*The exercise*: Lift every line from the entries that includes the word "gemütlichem".

Saved entries

/---

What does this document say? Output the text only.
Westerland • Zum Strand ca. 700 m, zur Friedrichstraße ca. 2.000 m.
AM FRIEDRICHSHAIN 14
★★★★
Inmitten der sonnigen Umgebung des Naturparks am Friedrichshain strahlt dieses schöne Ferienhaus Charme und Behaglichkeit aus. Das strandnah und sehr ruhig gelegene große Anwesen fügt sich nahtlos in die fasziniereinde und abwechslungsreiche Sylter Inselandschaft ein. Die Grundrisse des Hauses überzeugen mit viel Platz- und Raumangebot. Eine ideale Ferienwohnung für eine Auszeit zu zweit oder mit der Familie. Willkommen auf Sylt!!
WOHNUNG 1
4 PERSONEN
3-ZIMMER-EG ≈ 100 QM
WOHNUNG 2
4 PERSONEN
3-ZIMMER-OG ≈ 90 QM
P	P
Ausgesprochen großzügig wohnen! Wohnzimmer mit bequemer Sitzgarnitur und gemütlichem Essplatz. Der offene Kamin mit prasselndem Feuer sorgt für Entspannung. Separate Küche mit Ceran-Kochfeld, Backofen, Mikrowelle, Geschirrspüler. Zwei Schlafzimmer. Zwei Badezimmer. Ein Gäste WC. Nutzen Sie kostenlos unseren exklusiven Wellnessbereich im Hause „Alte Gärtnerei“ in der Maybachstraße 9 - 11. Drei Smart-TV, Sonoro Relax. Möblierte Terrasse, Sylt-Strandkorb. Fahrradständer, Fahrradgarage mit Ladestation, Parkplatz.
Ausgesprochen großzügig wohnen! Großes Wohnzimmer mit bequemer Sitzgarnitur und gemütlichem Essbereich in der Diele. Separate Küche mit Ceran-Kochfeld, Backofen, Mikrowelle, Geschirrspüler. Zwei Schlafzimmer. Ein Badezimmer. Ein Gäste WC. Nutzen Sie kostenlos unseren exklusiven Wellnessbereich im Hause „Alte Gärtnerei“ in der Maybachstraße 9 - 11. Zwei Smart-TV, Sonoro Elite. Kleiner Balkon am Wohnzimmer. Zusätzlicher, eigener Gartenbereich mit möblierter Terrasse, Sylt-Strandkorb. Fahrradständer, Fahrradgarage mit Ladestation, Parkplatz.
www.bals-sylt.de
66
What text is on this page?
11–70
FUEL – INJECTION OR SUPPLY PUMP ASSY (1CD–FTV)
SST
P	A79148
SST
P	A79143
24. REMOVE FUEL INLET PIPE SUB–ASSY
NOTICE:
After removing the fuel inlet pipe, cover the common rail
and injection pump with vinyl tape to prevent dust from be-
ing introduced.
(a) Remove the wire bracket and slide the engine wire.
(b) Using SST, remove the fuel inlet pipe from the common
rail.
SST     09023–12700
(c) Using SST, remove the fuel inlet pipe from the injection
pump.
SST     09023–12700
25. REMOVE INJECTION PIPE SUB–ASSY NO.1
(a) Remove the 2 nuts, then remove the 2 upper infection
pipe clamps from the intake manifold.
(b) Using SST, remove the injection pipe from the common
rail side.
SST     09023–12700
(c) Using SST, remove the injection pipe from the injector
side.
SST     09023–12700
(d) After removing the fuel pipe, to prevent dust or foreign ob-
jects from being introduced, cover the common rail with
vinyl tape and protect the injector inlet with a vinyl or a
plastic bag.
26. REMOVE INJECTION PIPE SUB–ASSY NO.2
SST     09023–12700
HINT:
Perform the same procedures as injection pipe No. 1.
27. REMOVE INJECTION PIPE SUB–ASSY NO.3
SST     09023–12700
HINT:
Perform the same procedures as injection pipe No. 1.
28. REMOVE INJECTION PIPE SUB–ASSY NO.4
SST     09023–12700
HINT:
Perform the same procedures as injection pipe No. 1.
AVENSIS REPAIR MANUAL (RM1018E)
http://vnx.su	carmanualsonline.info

\---

*Task solution*:
Ausgesprochen großzügig wohnen! Wohnzimmer mit bequemer Sitzgarnitur und gemütlichem Essplatz. Der offene Kamin mit prasselndem Feuer sorgt für Entspannung. Separate Küche mit Ceran-Kochfeld, Backofen, Mikrowelle, Geschirrspüler. Zwei Schlafzimmer. Zwei Badezimmer. Ein Gäste WC. Nutzen Sie kostenlos unseren exklusiven Wellnessbereich im Hause „Alte Gärtnerei“ in der Maybachstraße 9 - 11. Drei Smart-TV, Sonoro Relax. Möblierte Terrasse, Sylt-Strandkorb. Fahrradständer, Fahrradgarage mit Ladestation, Parkplatz.
Ausgesprochen großzügig wohnen! Großes Wohnzimmer mit bequemer Sitzgarnitur und gemütlichem Essbereich in der Diele. Separate Küche mit Ceran-Kochfeld, Backofen, Mikrowelle, Geschirrspüler. Zwei Schlafzimmer. Ein Badezimmer. Ein Gäste WC. Nutzen Sie kostenlos unseren exklusiven Wellnessbereich im Hause „Alte Gärtnerei“ in der Maybachstraße 9 - 11. Zwei Smart-TV, Sonoro Elite. Kleiner Balkon am Wohnzimmer. Zusätzlicher, eigener Gartenbereich mit möblierter Terrasse, Sylt-Strandkorb. Fahrradständer, Fahrradgarage mit Ladestation, Parkplatz.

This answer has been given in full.